__Exercise details__
Show each line of the data below that has the string "Sample" in it.

Entries with figure data:
-*-

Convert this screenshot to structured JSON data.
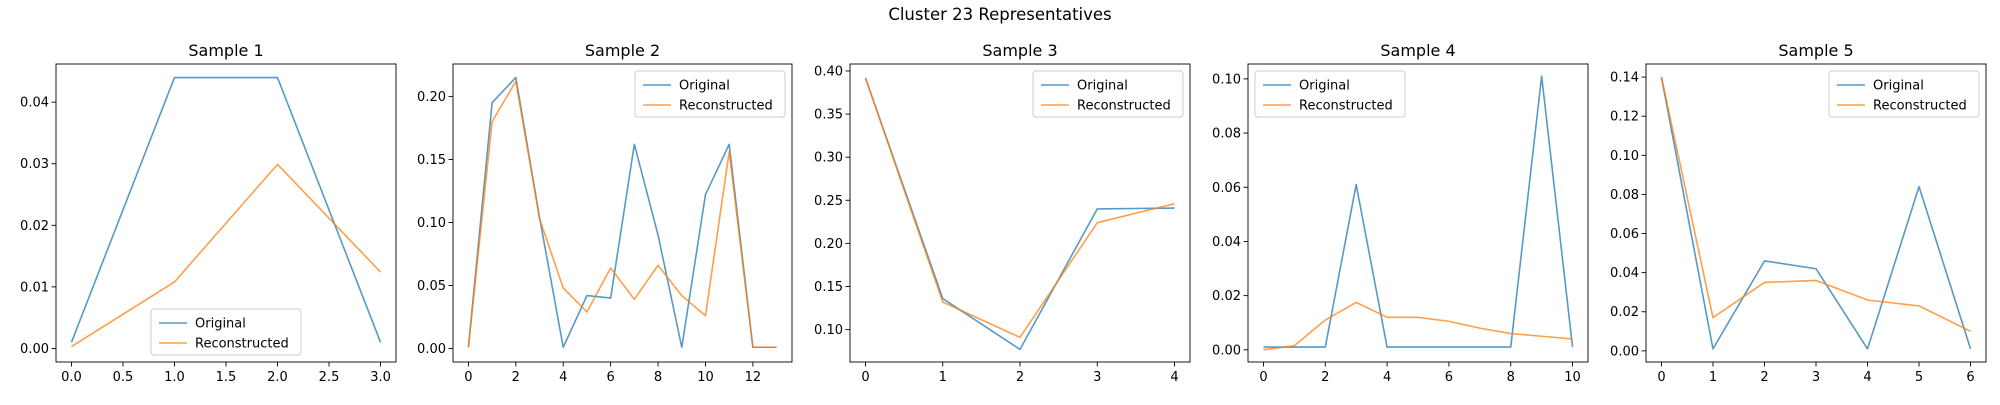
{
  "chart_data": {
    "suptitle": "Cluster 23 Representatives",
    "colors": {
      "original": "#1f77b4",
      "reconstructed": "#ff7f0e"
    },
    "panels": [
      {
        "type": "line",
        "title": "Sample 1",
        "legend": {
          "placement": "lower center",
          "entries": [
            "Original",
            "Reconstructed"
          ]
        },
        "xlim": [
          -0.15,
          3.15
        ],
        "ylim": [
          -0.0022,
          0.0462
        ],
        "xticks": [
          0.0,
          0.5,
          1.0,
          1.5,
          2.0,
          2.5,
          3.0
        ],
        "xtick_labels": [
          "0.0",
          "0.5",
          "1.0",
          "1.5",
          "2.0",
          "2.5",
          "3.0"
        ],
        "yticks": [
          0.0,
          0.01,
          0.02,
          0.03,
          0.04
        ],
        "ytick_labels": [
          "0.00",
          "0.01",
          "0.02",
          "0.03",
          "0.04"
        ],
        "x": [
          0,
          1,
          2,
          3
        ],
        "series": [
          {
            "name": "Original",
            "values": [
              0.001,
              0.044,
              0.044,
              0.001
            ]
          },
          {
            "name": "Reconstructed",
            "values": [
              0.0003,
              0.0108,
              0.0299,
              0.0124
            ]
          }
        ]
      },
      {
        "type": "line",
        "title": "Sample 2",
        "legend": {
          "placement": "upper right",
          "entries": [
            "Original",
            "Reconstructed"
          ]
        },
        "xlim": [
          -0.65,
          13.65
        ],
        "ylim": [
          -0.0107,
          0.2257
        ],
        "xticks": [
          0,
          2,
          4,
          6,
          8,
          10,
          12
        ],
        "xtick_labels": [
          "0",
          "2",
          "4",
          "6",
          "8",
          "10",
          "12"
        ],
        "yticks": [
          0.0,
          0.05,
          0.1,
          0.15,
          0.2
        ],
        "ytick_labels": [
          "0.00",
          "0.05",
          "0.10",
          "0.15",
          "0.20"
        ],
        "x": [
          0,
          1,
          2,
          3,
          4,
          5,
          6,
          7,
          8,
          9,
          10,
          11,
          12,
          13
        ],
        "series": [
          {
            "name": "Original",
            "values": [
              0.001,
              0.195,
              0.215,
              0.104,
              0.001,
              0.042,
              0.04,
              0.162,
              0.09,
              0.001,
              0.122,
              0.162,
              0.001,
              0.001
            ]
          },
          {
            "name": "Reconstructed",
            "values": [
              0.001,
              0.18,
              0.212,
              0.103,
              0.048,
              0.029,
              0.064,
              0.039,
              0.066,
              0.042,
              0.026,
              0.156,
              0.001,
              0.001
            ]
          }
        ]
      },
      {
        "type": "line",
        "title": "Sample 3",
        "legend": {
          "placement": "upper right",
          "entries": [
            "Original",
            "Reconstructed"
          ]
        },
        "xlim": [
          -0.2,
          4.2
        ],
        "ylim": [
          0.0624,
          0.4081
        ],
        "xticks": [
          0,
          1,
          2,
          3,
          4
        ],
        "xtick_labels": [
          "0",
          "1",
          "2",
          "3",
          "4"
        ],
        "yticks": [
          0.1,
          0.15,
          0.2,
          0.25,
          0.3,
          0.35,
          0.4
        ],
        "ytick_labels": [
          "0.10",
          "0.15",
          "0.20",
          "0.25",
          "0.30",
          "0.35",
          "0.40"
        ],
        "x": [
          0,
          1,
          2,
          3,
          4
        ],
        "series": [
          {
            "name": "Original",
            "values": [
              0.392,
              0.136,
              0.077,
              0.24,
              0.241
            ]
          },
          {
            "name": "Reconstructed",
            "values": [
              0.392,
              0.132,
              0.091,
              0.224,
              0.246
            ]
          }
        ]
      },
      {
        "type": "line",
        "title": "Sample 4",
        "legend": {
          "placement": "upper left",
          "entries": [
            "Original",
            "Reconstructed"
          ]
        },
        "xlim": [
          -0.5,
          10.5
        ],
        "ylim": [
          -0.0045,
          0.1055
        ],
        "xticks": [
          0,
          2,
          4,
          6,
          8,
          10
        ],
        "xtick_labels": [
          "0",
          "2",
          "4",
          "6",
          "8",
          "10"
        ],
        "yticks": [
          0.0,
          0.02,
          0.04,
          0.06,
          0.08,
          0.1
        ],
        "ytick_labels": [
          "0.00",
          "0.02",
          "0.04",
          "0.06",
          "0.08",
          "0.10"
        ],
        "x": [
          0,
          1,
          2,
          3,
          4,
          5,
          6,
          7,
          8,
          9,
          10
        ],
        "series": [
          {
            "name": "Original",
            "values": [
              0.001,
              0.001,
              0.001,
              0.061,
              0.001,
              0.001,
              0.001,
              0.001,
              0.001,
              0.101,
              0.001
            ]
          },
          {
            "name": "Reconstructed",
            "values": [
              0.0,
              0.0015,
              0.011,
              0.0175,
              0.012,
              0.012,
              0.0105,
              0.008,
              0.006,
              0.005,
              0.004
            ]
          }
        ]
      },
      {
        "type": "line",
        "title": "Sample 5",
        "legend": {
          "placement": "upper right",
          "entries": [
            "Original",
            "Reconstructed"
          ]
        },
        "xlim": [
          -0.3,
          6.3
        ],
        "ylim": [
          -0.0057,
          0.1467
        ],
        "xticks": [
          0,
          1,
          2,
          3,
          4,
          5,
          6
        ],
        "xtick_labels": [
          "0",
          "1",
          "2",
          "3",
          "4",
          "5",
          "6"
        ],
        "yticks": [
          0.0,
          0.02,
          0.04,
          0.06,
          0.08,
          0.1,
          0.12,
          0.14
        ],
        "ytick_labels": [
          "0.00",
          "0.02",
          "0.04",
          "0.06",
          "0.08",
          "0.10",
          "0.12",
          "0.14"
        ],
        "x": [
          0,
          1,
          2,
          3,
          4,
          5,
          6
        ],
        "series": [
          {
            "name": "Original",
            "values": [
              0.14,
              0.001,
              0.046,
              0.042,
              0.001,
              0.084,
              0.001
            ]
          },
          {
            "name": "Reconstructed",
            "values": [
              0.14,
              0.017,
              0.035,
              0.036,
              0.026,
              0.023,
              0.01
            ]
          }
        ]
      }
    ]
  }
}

-*-

__Exercise answer__
        "title": "Sample 1",
        "title": "Sample 2",
        "title": "Sample 3",
        "title": "Sample 4",
        "title": "Sample 5",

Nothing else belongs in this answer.